--- Start of LISTED ENTRIES ---

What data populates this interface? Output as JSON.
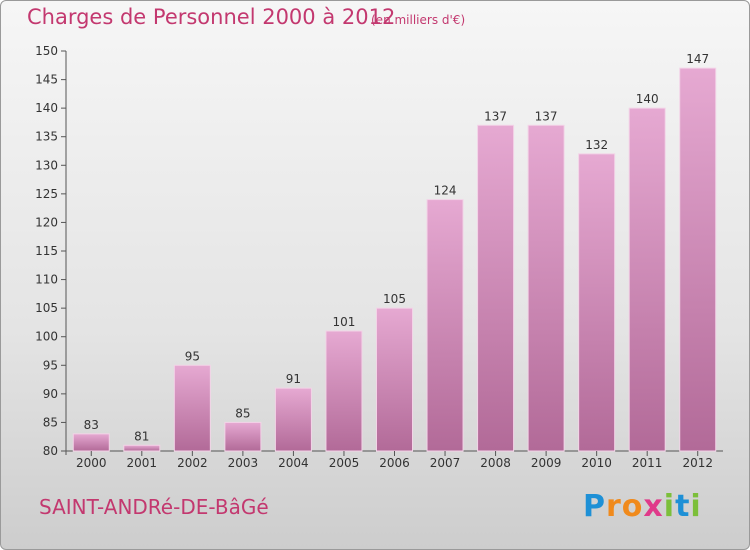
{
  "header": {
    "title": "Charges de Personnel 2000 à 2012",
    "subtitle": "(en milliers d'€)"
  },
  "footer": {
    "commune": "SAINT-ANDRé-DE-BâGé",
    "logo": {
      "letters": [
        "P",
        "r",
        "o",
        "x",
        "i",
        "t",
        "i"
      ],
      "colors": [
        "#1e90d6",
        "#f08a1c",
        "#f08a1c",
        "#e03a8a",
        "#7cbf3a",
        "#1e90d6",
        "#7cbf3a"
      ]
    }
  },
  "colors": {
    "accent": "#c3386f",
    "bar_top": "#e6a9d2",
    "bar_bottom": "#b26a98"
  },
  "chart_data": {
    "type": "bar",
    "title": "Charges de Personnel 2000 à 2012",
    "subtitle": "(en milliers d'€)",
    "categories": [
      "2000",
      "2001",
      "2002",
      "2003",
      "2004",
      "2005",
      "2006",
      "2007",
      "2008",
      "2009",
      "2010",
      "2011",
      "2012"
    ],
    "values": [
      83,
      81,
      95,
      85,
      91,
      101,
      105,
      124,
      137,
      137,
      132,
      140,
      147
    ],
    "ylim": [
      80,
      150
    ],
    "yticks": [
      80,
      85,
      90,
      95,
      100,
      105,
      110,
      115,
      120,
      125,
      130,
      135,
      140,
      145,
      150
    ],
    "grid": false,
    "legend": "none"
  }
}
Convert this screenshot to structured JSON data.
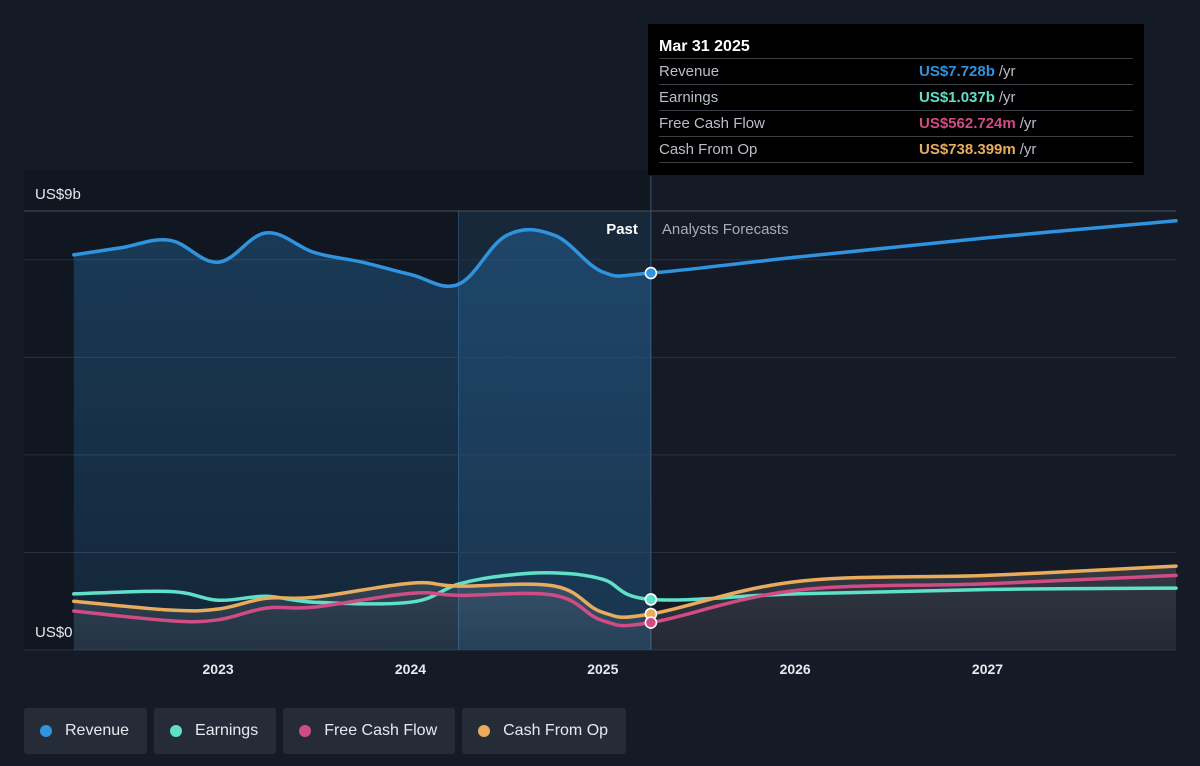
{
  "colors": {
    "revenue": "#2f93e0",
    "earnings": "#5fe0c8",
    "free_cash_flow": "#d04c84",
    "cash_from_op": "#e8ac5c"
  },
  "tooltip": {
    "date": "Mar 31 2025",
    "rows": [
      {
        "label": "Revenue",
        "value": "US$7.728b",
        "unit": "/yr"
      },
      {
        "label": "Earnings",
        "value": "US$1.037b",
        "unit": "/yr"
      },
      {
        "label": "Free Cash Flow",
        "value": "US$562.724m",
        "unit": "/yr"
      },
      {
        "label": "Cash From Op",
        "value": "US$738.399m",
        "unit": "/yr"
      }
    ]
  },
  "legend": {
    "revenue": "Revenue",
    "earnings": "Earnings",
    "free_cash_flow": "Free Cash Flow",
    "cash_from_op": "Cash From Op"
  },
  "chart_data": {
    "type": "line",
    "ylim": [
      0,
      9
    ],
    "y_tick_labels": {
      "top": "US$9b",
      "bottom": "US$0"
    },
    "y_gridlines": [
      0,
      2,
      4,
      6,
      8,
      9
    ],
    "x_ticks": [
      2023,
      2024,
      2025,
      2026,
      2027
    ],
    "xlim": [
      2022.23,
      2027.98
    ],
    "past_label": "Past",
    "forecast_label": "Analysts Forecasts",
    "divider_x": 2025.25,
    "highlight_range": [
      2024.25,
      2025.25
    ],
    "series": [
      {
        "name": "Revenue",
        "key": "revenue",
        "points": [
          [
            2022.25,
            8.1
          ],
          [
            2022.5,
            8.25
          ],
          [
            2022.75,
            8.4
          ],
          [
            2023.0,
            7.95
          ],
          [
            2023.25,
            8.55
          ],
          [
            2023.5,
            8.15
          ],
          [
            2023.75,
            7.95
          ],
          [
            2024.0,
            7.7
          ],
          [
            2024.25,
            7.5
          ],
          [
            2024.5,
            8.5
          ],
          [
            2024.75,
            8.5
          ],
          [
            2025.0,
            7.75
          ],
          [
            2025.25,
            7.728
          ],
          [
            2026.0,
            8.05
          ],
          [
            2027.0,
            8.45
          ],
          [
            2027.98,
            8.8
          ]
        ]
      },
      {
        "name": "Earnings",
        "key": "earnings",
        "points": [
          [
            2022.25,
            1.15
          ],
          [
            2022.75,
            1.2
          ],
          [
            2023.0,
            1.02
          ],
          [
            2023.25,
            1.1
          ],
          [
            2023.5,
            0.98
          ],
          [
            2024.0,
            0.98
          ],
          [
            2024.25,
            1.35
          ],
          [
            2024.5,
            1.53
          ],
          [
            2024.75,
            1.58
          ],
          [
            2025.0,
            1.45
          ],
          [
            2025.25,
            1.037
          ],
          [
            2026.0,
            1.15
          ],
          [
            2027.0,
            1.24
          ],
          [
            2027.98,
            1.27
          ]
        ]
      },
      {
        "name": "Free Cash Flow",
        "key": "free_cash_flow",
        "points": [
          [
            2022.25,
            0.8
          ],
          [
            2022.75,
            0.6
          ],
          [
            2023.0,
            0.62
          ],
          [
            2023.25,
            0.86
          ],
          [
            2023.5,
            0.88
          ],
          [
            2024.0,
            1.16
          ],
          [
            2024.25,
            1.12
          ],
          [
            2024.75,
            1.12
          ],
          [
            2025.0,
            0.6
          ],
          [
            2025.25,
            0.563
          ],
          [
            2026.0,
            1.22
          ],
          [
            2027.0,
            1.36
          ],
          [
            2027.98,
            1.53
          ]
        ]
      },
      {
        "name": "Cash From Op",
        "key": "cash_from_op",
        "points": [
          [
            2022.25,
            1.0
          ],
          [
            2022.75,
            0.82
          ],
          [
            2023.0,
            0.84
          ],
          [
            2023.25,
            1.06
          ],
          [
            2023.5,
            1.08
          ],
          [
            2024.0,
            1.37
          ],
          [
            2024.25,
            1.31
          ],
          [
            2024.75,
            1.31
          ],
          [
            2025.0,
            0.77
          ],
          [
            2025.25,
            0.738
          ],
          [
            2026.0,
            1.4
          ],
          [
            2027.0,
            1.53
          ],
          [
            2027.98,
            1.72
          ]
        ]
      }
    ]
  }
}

--- End of LISTED ENTRIES ---

TASK DIRECTIONS
Transcribe the whole listing exactly. Pictures are excluded.

EXERCISE SOLUTION
What data populates this interface? Output as JSON.
{
  "header": {
    "title": "Charges de Personnel 2000 à 2012",
    "subtitle": "(en milliers d'€)"
  },
  "footer": {
    "commune": "SAINT-ANDRé-DE-BâGé",
    "logo": {
      "letters": [
        "P",
        "r",
        "o",
        "x",
        "i",
        "t",
        "i"
      ],
      "colors": [
        "#1e90d6",
        "#f08a1c",
        "#f08a1c",
        "#e03a8a",
        "#7cbf3a",
        "#1e90d6",
        "#7cbf3a"
      ]
    }
  },
  "colors": {
    "accent": "#c3386f",
    "bar_top": "#e6a9d2",
    "bar_bottom": "#b26a98"
  },
  "chart_data": {
    "type": "bar",
    "title": "Charges de Personnel 2000 à 2012",
    "subtitle": "(en milliers d'€)",
    "categories": [
      "2000",
      "2001",
      "2002",
      "2003",
      "2004",
      "2005",
      "2006",
      "2007",
      "2008",
      "2009",
      "2010",
      "2011",
      "2012"
    ],
    "values": [
      83,
      81,
      95,
      85,
      91,
      101,
      105,
      124,
      137,
      137,
      132,
      140,
      147
    ],
    "ylim": [
      80,
      150
    ],
    "yticks": [
      80,
      85,
      90,
      95,
      100,
      105,
      110,
      115,
      120,
      125,
      130,
      135,
      140,
      145,
      150
    ],
    "grid": false,
    "legend": "none"
  }
}
Convert this screenshot to structured JSON data.
{
  "colors": {
    "revenue": "#2f93e0",
    "earnings": "#5fe0c8",
    "free_cash_flow": "#d04c84",
    "cash_from_op": "#e8ac5c"
  },
  "tooltip": {
    "date": "Mar 31 2025",
    "rows": [
      {
        "label": "Revenue",
        "value": "US$7.728b",
        "unit": "/yr"
      },
      {
        "label": "Earnings",
        "value": "US$1.037b",
        "unit": "/yr"
      },
      {
        "label": "Free Cash Flow",
        "value": "US$562.724m",
        "unit": "/yr"
      },
      {
        "label": "Cash From Op",
        "value": "US$738.399m",
        "unit": "/yr"
      }
    ]
  },
  "legend": {
    "revenue": "Revenue",
    "earnings": "Earnings",
    "free_cash_flow": "Free Cash Flow",
    "cash_from_op": "Cash From Op"
  },
  "chart_data": {
    "type": "line",
    "ylim": [
      0,
      9
    ],
    "y_tick_labels": {
      "top": "US$9b",
      "bottom": "US$0"
    },
    "y_gridlines": [
      0,
      2,
      4,
      6,
      8,
      9
    ],
    "x_ticks": [
      2023,
      2024,
      2025,
      2026,
      2027
    ],
    "xlim": [
      2022.23,
      2027.98
    ],
    "past_label": "Past",
    "forecast_label": "Analysts Forecasts",
    "divider_x": 2025.25,
    "highlight_range": [
      2024.25,
      2025.25
    ],
    "series": [
      {
        "name": "Revenue",
        "key": "revenue",
        "points": [
          [
            2022.25,
            8.1
          ],
          [
            2022.5,
            8.25
          ],
          [
            2022.75,
            8.4
          ],
          [
            2023.0,
            7.95
          ],
          [
            2023.25,
            8.55
          ],
          [
            2023.5,
            8.15
          ],
          [
            2023.75,
            7.95
          ],
          [
            2024.0,
            7.7
          ],
          [
            2024.25,
            7.5
          ],
          [
            2024.5,
            8.5
          ],
          [
            2024.75,
            8.5
          ],
          [
            2025.0,
            7.75
          ],
          [
            2025.25,
            7.728
          ],
          [
            2026.0,
            8.05
          ],
          [
            2027.0,
            8.45
          ],
          [
            2027.98,
            8.8
          ]
        ]
      },
      {
        "name": "Earnings",
        "key": "earnings",
        "points": [
          [
            2022.25,
            1.15
          ],
          [
            2022.75,
            1.2
          ],
          [
            2023.0,
            1.02
          ],
          [
            2023.25,
            1.1
          ],
          [
            2023.5,
            0.98
          ],
          [
            2024.0,
            0.98
          ],
          [
            2024.25,
            1.35
          ],
          [
            2024.5,
            1.53
          ],
          [
            2024.75,
            1.58
          ],
          [
            2025.0,
            1.45
          ],
          [
            2025.25,
            1.037
          ],
          [
            2026.0,
            1.15
          ],
          [
            2027.0,
            1.24
          ],
          [
            2027.98,
            1.27
          ]
        ]
      },
      {
        "name": "Free Cash Flow",
        "key": "free_cash_flow",
        "points": [
          [
            2022.25,
            0.8
          ],
          [
            2022.75,
            0.6
          ],
          [
            2023.0,
            0.62
          ],
          [
            2023.25,
            0.86
          ],
          [
            2023.5,
            0.88
          ],
          [
            2024.0,
            1.16
          ],
          [
            2024.25,
            1.12
          ],
          [
            2024.75,
            1.12
          ],
          [
            2025.0,
            0.6
          ],
          [
            2025.25,
            0.563
          ],
          [
            2026.0,
            1.22
          ],
          [
            2027.0,
            1.36
          ],
          [
            2027.98,
            1.53
          ]
        ]
      },
      {
        "name": "Cash From Op",
        "key": "cash_from_op",
        "points": [
          [
            2022.25,
            1.0
          ],
          [
            2022.75,
            0.82
          ],
          [
            2023.0,
            0.84
          ],
          [
            2023.25,
            1.06
          ],
          [
            2023.5,
            1.08
          ],
          [
            2024.0,
            1.37
          ],
          [
            2024.25,
            1.31
          ],
          [
            2024.75,
            1.31
          ],
          [
            2025.0,
            0.77
          ],
          [
            2025.25,
            0.738
          ],
          [
            2026.0,
            1.4
          ],
          [
            2027.0,
            1.53
          ],
          [
            2027.98,
            1.72
          ]
        ]
      }
    ]
  }
}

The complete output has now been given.